# [Stored data]
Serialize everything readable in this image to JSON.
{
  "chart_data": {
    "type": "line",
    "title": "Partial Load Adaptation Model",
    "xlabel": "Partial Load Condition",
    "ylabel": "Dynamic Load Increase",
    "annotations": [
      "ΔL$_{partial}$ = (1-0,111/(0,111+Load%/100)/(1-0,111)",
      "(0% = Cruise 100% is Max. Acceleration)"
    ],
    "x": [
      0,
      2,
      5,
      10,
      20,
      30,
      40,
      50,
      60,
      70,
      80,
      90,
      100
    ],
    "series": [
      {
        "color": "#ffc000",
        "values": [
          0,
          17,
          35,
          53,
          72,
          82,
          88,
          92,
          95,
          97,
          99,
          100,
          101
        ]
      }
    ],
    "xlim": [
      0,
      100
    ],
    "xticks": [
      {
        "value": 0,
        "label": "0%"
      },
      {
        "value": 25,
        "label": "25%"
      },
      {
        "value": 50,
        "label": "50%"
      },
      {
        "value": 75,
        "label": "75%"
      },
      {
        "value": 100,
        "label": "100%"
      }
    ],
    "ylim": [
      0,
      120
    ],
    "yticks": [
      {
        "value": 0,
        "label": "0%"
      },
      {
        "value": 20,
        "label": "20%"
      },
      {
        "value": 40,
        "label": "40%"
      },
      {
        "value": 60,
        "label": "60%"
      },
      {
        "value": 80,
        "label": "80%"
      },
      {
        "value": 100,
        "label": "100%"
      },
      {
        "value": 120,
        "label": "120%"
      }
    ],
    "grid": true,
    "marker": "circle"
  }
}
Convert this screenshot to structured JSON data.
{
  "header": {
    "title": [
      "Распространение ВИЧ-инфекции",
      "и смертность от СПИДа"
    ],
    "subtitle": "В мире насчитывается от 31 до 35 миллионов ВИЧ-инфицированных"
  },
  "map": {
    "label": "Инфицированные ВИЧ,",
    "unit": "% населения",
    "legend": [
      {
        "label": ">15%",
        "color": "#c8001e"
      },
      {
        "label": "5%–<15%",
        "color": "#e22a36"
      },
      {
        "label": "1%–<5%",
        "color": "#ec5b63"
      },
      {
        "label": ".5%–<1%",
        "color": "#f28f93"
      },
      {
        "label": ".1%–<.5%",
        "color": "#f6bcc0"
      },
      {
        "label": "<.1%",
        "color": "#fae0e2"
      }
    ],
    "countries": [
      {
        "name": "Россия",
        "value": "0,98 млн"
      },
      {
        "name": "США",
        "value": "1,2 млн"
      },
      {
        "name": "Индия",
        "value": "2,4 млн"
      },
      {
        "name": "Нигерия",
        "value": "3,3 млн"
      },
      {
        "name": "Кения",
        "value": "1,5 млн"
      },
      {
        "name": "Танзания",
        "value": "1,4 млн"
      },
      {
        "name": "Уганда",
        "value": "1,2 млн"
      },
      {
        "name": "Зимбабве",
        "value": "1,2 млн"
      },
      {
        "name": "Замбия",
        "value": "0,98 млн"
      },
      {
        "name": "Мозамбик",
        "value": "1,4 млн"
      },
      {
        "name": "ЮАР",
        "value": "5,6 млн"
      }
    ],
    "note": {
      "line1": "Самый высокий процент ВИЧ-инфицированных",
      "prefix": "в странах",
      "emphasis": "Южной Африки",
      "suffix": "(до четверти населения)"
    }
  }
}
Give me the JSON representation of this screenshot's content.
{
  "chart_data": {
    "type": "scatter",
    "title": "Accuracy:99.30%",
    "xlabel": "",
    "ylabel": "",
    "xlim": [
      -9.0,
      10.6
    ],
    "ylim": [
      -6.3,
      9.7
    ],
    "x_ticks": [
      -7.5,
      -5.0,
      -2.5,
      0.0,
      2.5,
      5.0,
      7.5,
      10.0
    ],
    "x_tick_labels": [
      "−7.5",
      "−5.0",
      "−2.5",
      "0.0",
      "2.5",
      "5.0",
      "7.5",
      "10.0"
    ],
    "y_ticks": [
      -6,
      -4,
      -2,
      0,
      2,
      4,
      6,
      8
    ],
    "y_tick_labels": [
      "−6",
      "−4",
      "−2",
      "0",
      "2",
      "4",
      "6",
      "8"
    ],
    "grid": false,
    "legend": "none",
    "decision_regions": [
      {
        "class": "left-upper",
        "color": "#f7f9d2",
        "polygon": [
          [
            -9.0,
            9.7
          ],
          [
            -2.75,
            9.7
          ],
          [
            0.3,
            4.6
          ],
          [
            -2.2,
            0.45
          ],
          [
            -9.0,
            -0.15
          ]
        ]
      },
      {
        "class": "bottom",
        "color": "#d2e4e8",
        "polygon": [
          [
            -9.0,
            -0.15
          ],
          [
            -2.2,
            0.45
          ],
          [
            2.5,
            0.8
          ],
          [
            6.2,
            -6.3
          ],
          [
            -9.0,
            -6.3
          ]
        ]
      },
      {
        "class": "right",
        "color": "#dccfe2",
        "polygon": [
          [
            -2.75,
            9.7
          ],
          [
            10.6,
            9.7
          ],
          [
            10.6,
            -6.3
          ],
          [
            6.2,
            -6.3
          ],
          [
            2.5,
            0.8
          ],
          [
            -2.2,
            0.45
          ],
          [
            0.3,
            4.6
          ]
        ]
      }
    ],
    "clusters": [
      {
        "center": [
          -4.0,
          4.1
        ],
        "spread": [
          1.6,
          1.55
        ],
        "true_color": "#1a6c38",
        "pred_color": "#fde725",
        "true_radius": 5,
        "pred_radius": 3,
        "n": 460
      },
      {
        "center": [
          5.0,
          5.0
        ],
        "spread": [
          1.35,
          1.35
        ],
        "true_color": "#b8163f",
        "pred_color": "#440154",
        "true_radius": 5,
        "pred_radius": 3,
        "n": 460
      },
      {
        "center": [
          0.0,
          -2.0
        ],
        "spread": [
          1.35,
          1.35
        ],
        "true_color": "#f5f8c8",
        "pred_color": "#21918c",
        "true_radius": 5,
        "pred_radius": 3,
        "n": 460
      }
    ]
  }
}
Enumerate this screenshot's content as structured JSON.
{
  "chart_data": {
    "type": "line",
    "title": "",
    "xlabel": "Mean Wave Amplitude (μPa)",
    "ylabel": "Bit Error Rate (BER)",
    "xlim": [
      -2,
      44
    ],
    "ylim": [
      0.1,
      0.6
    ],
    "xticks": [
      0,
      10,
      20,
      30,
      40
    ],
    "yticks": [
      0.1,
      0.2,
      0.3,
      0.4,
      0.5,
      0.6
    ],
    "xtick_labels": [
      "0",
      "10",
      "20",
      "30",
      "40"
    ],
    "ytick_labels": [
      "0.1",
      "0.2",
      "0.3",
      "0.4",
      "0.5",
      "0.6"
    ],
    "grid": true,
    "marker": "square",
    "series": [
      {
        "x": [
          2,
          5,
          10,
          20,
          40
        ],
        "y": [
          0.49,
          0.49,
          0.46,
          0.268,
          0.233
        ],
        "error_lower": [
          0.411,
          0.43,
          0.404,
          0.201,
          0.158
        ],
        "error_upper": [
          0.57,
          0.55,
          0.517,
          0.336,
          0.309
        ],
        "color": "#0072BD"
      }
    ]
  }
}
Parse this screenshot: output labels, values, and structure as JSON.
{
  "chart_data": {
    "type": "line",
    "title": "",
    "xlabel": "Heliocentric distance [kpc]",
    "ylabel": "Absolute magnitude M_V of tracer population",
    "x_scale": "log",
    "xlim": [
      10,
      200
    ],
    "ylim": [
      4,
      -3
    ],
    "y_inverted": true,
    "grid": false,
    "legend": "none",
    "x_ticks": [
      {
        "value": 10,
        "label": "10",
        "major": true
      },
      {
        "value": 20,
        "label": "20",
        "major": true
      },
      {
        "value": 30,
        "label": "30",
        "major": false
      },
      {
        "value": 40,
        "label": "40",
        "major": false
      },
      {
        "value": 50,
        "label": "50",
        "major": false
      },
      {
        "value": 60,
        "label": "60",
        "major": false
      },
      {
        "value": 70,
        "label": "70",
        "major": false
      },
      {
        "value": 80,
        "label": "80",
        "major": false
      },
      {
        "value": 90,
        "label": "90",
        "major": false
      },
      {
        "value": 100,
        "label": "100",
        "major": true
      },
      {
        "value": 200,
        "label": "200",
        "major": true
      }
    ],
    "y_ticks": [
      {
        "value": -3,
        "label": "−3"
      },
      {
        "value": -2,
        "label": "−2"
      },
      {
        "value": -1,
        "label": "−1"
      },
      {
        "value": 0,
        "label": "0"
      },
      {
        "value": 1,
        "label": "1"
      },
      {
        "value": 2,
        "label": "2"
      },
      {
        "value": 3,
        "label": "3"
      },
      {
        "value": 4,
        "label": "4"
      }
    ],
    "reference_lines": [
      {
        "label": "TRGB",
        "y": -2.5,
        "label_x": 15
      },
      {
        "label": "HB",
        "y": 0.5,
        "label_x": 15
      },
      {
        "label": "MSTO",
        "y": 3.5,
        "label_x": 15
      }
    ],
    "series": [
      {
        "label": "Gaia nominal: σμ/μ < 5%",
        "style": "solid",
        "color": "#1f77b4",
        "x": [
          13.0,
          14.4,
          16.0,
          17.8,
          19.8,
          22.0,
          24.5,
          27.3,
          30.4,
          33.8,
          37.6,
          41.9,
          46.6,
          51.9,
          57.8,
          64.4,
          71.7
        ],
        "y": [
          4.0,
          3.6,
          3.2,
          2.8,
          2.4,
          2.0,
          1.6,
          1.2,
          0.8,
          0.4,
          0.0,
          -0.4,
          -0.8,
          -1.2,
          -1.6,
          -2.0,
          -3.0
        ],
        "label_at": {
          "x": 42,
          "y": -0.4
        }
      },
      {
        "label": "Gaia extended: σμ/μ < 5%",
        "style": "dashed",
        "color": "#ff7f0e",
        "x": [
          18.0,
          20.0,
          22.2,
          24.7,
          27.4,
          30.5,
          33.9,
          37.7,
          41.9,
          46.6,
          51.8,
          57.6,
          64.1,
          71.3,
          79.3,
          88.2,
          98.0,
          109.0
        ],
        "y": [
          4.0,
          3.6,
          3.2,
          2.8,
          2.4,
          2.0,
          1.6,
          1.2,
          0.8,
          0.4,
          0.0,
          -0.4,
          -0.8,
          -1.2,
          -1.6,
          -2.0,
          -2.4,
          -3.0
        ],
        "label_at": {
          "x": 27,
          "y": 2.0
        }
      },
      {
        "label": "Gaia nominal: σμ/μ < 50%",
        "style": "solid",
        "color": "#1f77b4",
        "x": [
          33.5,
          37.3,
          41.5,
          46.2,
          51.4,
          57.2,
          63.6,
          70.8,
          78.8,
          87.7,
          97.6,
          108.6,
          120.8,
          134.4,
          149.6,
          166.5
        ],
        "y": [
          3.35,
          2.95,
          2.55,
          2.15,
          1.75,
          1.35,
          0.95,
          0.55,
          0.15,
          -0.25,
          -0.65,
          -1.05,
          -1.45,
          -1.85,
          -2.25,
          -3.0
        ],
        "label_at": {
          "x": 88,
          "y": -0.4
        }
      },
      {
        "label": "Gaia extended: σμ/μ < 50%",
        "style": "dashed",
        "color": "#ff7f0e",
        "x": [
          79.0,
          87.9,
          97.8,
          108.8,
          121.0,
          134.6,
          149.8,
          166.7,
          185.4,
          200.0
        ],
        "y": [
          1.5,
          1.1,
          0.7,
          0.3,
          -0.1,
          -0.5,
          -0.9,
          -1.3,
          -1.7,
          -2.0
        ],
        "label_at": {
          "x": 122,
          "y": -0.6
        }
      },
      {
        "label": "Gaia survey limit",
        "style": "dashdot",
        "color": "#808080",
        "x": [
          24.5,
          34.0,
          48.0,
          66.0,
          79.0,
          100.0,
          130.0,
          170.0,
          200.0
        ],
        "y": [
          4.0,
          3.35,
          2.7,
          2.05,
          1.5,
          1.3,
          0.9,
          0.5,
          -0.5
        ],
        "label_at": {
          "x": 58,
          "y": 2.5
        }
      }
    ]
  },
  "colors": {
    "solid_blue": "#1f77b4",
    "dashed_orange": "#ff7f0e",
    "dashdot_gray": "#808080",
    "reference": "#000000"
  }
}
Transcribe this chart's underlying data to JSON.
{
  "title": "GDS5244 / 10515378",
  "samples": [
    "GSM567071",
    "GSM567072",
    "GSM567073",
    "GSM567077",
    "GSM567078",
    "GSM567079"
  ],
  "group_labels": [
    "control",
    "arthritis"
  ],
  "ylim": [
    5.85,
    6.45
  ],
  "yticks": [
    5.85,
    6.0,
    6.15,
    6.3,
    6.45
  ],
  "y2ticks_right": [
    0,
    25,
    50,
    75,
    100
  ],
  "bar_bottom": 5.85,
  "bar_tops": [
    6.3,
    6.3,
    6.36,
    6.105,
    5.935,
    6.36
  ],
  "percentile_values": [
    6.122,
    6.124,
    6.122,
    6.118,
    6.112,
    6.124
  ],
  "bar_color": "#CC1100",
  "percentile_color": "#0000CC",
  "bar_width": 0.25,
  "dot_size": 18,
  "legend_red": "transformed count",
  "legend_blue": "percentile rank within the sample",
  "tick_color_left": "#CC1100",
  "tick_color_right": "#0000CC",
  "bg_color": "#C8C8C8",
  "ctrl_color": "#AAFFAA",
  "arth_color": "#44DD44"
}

# [Exercise directions]
Copy down every line of the entries containing the word "JSON".

# [Complete response]
Serialize everything readable in this image to JSON.
Convert this screenshot to structured JSON data.
Give me the JSON representation of this screenshot's content.
Enumerate this screenshot's content as structured JSON.
Parse this screenshot: output labels, values, and structure as JSON.
Transcribe this chart's underlying data to JSON.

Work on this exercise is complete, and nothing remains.